==== Available records

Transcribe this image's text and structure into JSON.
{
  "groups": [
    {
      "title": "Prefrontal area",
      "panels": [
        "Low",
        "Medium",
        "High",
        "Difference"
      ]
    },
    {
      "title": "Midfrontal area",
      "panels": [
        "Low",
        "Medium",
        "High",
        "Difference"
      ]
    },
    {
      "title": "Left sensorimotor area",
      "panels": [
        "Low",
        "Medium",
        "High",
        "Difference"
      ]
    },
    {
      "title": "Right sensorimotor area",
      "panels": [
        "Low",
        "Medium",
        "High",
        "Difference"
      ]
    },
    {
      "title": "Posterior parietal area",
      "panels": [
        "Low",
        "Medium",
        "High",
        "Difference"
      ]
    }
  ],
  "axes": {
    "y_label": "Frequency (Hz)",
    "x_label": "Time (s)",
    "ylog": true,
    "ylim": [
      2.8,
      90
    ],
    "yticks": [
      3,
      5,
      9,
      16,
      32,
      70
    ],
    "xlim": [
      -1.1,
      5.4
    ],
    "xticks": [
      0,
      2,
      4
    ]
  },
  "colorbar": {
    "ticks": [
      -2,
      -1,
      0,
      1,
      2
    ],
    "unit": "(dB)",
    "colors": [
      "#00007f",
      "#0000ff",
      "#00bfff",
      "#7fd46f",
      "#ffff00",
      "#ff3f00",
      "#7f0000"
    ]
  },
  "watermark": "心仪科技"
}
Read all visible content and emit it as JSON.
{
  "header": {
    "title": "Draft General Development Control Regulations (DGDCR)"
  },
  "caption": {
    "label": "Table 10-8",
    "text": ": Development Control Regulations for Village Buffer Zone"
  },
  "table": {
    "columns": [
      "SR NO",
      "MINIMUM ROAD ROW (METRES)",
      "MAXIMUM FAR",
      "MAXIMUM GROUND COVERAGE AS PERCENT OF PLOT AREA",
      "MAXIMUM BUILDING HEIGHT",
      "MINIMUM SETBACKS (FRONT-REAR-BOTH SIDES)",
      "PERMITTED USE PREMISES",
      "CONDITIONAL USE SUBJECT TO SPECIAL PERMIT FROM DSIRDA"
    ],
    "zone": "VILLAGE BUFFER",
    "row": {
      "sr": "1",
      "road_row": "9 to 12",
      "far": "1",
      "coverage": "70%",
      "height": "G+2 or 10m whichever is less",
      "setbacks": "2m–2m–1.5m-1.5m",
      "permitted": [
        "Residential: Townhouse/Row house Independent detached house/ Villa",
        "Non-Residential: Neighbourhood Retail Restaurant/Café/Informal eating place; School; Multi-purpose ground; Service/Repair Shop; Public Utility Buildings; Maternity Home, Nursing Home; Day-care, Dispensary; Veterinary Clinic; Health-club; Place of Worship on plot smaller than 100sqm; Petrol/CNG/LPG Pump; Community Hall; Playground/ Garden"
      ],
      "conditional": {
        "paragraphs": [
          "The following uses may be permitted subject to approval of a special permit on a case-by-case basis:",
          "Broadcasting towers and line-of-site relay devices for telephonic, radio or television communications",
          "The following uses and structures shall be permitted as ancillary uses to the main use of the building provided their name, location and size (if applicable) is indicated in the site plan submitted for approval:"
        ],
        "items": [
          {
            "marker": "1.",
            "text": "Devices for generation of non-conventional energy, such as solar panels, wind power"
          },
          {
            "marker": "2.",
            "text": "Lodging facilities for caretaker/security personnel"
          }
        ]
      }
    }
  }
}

========
==== Available records

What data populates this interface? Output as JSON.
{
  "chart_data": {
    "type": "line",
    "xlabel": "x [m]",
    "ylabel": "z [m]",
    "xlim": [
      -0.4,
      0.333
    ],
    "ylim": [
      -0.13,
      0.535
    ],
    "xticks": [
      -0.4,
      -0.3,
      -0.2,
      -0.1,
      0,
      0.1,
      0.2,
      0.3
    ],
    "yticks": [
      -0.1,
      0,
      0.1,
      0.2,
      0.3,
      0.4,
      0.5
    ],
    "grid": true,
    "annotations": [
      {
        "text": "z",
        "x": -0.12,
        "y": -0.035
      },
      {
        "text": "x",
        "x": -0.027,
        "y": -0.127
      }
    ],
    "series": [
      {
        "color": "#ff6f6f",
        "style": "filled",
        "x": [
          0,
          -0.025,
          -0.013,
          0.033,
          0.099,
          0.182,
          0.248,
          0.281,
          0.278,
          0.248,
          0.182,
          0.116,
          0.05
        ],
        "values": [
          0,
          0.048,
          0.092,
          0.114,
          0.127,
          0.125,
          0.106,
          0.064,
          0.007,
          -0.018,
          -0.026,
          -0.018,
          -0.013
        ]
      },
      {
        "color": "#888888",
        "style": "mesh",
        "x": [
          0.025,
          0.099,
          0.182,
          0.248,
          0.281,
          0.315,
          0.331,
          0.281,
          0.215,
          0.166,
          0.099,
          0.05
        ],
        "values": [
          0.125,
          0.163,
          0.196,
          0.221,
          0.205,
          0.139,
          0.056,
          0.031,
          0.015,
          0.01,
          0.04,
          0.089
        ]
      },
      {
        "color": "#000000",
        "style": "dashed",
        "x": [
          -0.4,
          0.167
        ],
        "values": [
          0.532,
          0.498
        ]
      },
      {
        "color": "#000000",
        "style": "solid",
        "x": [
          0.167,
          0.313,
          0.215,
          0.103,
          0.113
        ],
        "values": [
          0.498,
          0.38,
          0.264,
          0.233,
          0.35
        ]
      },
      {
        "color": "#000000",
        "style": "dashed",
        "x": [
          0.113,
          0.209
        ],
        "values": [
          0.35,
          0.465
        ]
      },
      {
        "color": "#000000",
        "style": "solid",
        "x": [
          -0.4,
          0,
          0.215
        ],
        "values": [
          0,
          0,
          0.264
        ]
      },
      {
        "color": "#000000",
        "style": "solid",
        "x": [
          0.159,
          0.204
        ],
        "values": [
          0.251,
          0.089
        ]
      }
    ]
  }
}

========

* Problem
Say how many lines have the string "sensorimotor" in them, offering no words beyond the number.

* Expected output
2